_EXERCISE DIRECTIONS_
Filter these entries so that only lines with the word "name" remain.

[Start]

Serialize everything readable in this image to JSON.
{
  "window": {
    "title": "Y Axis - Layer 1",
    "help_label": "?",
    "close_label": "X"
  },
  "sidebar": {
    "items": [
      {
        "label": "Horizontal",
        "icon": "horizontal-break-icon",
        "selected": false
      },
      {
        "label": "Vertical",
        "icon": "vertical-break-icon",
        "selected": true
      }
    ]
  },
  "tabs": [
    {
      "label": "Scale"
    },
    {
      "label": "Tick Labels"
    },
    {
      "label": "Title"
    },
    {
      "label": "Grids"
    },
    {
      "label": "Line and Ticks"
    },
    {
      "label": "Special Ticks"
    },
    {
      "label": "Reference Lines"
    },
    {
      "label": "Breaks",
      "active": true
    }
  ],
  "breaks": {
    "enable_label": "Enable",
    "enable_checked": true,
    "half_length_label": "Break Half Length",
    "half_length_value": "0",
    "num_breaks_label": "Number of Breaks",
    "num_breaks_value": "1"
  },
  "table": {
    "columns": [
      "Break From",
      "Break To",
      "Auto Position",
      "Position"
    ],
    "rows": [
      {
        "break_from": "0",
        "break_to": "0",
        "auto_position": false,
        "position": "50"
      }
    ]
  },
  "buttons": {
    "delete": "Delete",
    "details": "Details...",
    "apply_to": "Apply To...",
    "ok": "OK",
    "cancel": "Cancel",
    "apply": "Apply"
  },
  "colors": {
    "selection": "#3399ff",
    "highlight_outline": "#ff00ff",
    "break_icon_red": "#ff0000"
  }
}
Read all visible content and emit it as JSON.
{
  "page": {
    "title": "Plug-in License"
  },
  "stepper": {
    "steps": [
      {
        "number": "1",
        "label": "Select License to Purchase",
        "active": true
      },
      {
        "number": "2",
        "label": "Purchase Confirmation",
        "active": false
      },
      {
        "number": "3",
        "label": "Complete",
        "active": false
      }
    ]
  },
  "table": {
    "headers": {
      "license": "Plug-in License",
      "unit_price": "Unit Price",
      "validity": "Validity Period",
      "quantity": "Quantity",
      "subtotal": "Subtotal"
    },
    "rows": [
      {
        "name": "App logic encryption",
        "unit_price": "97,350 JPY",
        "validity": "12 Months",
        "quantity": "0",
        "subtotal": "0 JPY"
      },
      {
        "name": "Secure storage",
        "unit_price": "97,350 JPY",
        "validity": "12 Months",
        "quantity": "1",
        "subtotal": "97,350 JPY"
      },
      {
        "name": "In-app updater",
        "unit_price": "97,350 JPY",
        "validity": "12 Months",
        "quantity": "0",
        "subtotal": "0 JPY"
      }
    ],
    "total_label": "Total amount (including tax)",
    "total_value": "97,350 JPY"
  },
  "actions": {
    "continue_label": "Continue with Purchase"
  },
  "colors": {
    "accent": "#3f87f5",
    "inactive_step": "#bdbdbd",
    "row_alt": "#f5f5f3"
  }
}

[End]

_WORKED ANSWER_
        "name": "App logic encryption",
        "name": "Secure storage",
        "name": "In-app updater",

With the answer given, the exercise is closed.